◆ **Given problem**
Can you transcribe every line exactly and leave the pictures behind?

▼▼▼

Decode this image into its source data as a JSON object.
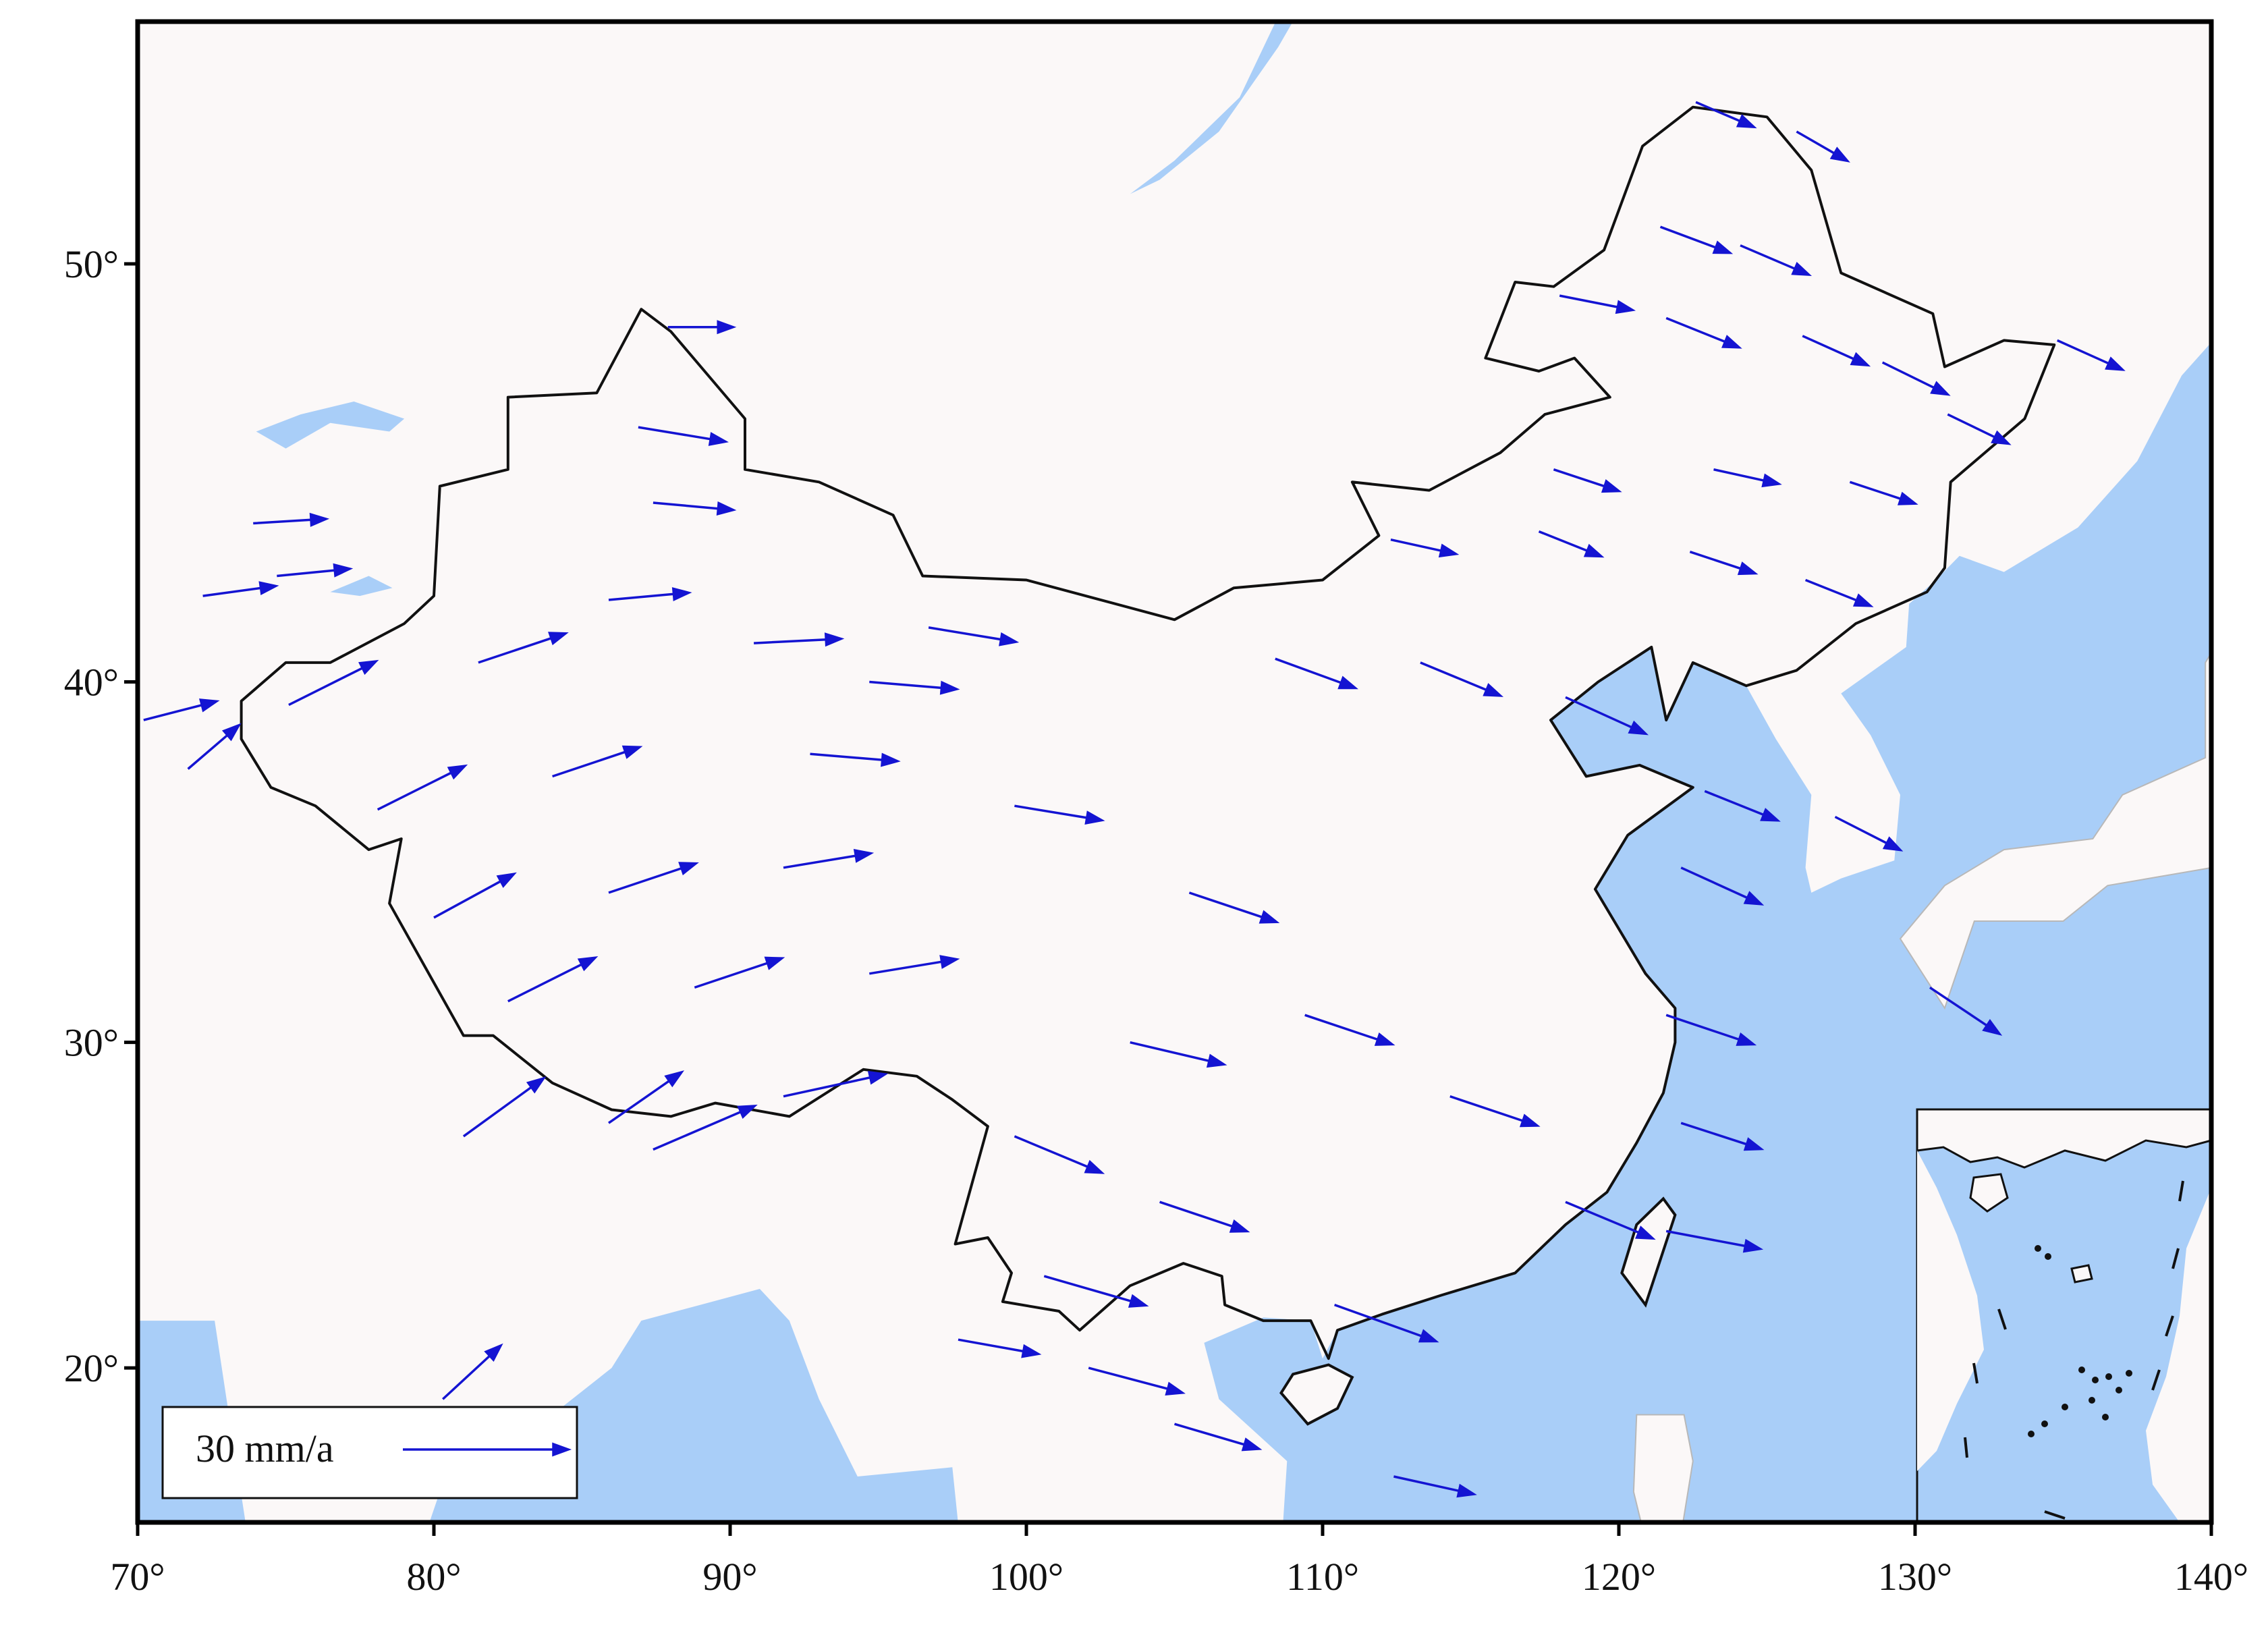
{
  "chart_data": {
    "type": "quiver",
    "projection": "mercator",
    "xlim": [
      70,
      140
    ],
    "ylim": [
      15,
      55
    ],
    "xticks": [
      {
        "value": 70,
        "label": "70°"
      },
      {
        "value": 80,
        "label": "80°"
      },
      {
        "value": 90,
        "label": "90°"
      },
      {
        "value": 100,
        "label": "100°"
      },
      {
        "value": 110,
        "label": "110°"
      },
      {
        "value": 120,
        "label": "120°"
      },
      {
        "value": 130,
        "label": "130°"
      },
      {
        "value": 140,
        "label": "140°"
      }
    ],
    "yticks": [
      {
        "value": 20,
        "label": "20°"
      },
      {
        "value": 30,
        "label": "30°"
      },
      {
        "value": 40,
        "label": "40°"
      },
      {
        "value": 50,
        "label": "50°"
      }
    ],
    "color": "#1414d2",
    "legend": {
      "label": "30 mm/a",
      "value": 30,
      "corner": "lower left"
    },
    "series": [
      {
        "x": [
          122.6,
          126.0,
          121.4,
          124.1,
          118.0,
          121.6,
          126.2,
          128.9,
          131.1,
          134.8,
          117.8,
          123.2,
          127.8,
          117.3,
          122.4,
          126.3,
          112.3,
          108.4,
          113.3,
          118.2,
          122.9,
          127.3,
          130.5,
          122.1,
          121.6,
          122.1,
          121.6,
          118.2,
          114.3,
          109.4,
          110.4,
          112.4,
          105.0,
          102.1,
          97.7,
          100.6,
          104.5,
          99.6,
          103.5,
          105.5,
          99.6,
          94.7,
          92.7,
          81.0,
          85.9,
          87.4,
          91.8,
          82.5,
          88.8,
          94.7,
          80.0,
          85.9,
          91.8,
          78.1,
          84.0,
          75.1,
          81.5,
          71.7,
          70.2,
          85.9,
          87.4,
          86.9,
          87.9,
          90.8,
          73.9,
          72.2,
          74.7,
          80.3,
          96.7
        ],
        "y": [
          53.4,
          52.8,
          50.8,
          50.4,
          49.3,
          48.8,
          48.4,
          47.8,
          46.6,
          48.3,
          45.3,
          45.3,
          45.0,
          43.8,
          43.3,
          42.6,
          43.6,
          40.6,
          40.5,
          39.6,
          37.1,
          36.4,
          31.6,
          35.0,
          30.8,
          27.6,
          24.3,
          25.2,
          28.4,
          30.8,
          22.0,
          16.5,
          18.2,
          20.0,
          20.9,
          22.9,
          25.2,
          27.2,
          30.0,
          34.3,
          36.7,
          40.0,
          38.1,
          27.2,
          27.6,
          26.8,
          28.4,
          31.2,
          31.6,
          32.0,
          33.6,
          34.3,
          35.0,
          36.6,
          37.5,
          39.4,
          40.5,
          37.7,
          39.0,
          42.1,
          44.5,
          46.3,
          48.6,
          41.0,
          44.0,
          42.2,
          42.7,
          19.0,
          41.4
        ],
        "u": [
          10.5,
          9.2,
          12.6,
          12.4,
          13.2,
          13.2,
          11.8,
          11.8,
          11.0,
          11.8,
          11.8,
          11.8,
          11.8,
          11.3,
          11.8,
          11.8,
          11.8,
          14.5,
          14.5,
          14.5,
          13.2,
          11.8,
          12.6,
          14.5,
          15.8,
          14.5,
          17.0,
          15.8,
          15.8,
          15.8,
          18.4,
          14.5,
          15.3,
          17.0,
          14.5,
          18.4,
          15.8,
          15.8,
          17.0,
          15.8,
          15.8,
          15.8,
          15.8,
          14.5,
          13.2,
          18.4,
          18.4,
          15.8,
          15.8,
          15.8,
          14.5,
          15.8,
          15.8,
          15.8,
          15.8,
          15.8,
          15.8,
          9.2,
          13.2,
          14.5,
          14.5,
          15.8,
          11.8,
          15.8,
          13.2,
          13.2,
          13.2,
          10.5,
          15.8
        ],
        "v": [
          -4.5,
          -5.3,
          -4.7,
          -5.3,
          -2.6,
          -5.3,
          -5.3,
          -5.8,
          -5.3,
          -5.3,
          -3.9,
          -2.6,
          -3.9,
          -4.5,
          -3.9,
          -4.7,
          -2.6,
          -5.3,
          -6.0,
          -6.6,
          -5.3,
          -6.0,
          -8.4,
          -6.6,
          -5.3,
          -4.7,
          -3.2,
          -6.6,
          -5.3,
          -5.3,
          -6.6,
          -3.2,
          -4.5,
          -4.5,
          -2.6,
          -5.3,
          -5.3,
          -6.6,
          -4.0,
          -5.3,
          -2.6,
          -1.3,
          -1.3,
          10.5,
          9.2,
          7.9,
          4.0,
          7.9,
          5.3,
          2.6,
          7.9,
          5.3,
          2.6,
          7.9,
          5.3,
          7.9,
          5.3,
          7.9,
          3.4,
          1.3,
          -1.3,
          -2.6,
          0,
          0.8,
          0.8,
          1.8,
          1.3,
          9.7,
          -2.6
        ]
      }
    ]
  }
}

▲▲▲

◆ **Task output**
Decode this image into its source data as a JSON object.
{
  "chart_data": {
    "type": "quiver",
    "projection": "mercator",
    "xlim": [
      70,
      140
    ],
    "ylim": [
      15,
      55
    ],
    "xticks": [
      {
        "value": 70,
        "label": "70°"
      },
      {
        "value": 80,
        "label": "80°"
      },
      {
        "value": 90,
        "label": "90°"
      },
      {
        "value": 100,
        "label": "100°"
      },
      {
        "value": 110,
        "label": "110°"
      },
      {
        "value": 120,
        "label": "120°"
      },
      {
        "value": 130,
        "label": "130°"
      },
      {
        "value": 140,
        "label": "140°"
      }
    ],
    "yticks": [
      {
        "value": 20,
        "label": "20°"
      },
      {
        "value": 30,
        "label": "30°"
      },
      {
        "value": 40,
        "label": "40°"
      },
      {
        "value": 50,
        "label": "50°"
      }
    ],
    "color": "#1414d2",
    "legend": {
      "label": "30 mm/a",
      "value": 30,
      "corner": "lower left"
    },
    "series": [
      {
        "x": [
          122.6,
          126.0,
          121.4,
          124.1,
          118.0,
          121.6,
          126.2,
          128.9,
          131.1,
          134.8,
          117.8,
          123.2,
          127.8,
          117.3,
          122.4,
          126.3,
          112.3,
          108.4,
          113.3,
          118.2,
          122.9,
          127.3,
          130.5,
          122.1,
          121.6,
          122.1,
          121.6,
          118.2,
          114.3,
          109.4,
          110.4,
          112.4,
          105.0,
          102.1,
          97.7,
          100.6,
          104.5,
          99.6,
          103.5,
          105.5,
          99.6,
          94.7,
          92.7,
          81.0,
          85.9,
          87.4,
          91.8,
          82.5,
          88.8,
          94.7,
          80.0,
          85.9,
          91.8,
          78.1,
          84.0,
          75.1,
          81.5,
          71.7,
          70.2,
          85.9,
          87.4,
          86.9,
          87.9,
          90.8,
          73.9,
          72.2,
          74.7,
          80.3,
          96.7
        ],
        "y": [
          53.4,
          52.8,
          50.8,
          50.4,
          49.3,
          48.8,
          48.4,
          47.8,
          46.6,
          48.3,
          45.3,
          45.3,
          45.0,
          43.8,
          43.3,
          42.6,
          43.6,
          40.6,
          40.5,
          39.6,
          37.1,
          36.4,
          31.6,
          35.0,
          30.8,
          27.6,
          24.3,
          25.2,
          28.4,
          30.8,
          22.0,
          16.5,
          18.2,
          20.0,
          20.9,
          22.9,
          25.2,
          27.2,
          30.0,
          34.3,
          36.7,
          40.0,
          38.1,
          27.2,
          27.6,
          26.8,
          28.4,
          31.2,
          31.6,
          32.0,
          33.6,
          34.3,
          35.0,
          36.6,
          37.5,
          39.4,
          40.5,
          37.7,
          39.0,
          42.1,
          44.5,
          46.3,
          48.6,
          41.0,
          44.0,
          42.2,
          42.7,
          19.0,
          41.4
        ],
        "u": [
          10.5,
          9.2,
          12.6,
          12.4,
          13.2,
          13.2,
          11.8,
          11.8,
          11.0,
          11.8,
          11.8,
          11.8,
          11.8,
          11.3,
          11.8,
          11.8,
          11.8,
          14.5,
          14.5,
          14.5,
          13.2,
          11.8,
          12.6,
          14.5,
          15.8,
          14.5,
          17.0,
          15.8,
          15.8,
          15.8,
          18.4,
          14.5,
          15.3,
          17.0,
          14.5,
          18.4,
          15.8,
          15.8,
          17.0,
          15.8,
          15.8,
          15.8,
          15.8,
          14.5,
          13.2,
          18.4,
          18.4,
          15.8,
          15.8,
          15.8,
          14.5,
          15.8,
          15.8,
          15.8,
          15.8,
          15.8,
          15.8,
          9.2,
          13.2,
          14.5,
          14.5,
          15.8,
          11.8,
          15.8,
          13.2,
          13.2,
          13.2,
          10.5,
          15.8
        ],
        "v": [
          -4.5,
          -5.3,
          -4.7,
          -5.3,
          -2.6,
          -5.3,
          -5.3,
          -5.8,
          -5.3,
          -5.3,
          -3.9,
          -2.6,
          -3.9,
          -4.5,
          -3.9,
          -4.7,
          -2.6,
          -5.3,
          -6.0,
          -6.6,
          -5.3,
          -6.0,
          -8.4,
          -6.6,
          -5.3,
          -4.7,
          -3.2,
          -6.6,
          -5.3,
          -5.3,
          -6.6,
          -3.2,
          -4.5,
          -4.5,
          -2.6,
          -5.3,
          -5.3,
          -6.6,
          -4.0,
          -5.3,
          -2.6,
          -1.3,
          -1.3,
          10.5,
          9.2,
          7.9,
          4.0,
          7.9,
          5.3,
          2.6,
          7.9,
          5.3,
          2.6,
          7.9,
          5.3,
          7.9,
          5.3,
          7.9,
          3.4,
          1.3,
          -1.3,
          -2.6,
          0,
          0.8,
          0.8,
          1.8,
          1.3,
          9.7,
          -2.6
        ]
      }
    ]
  }
}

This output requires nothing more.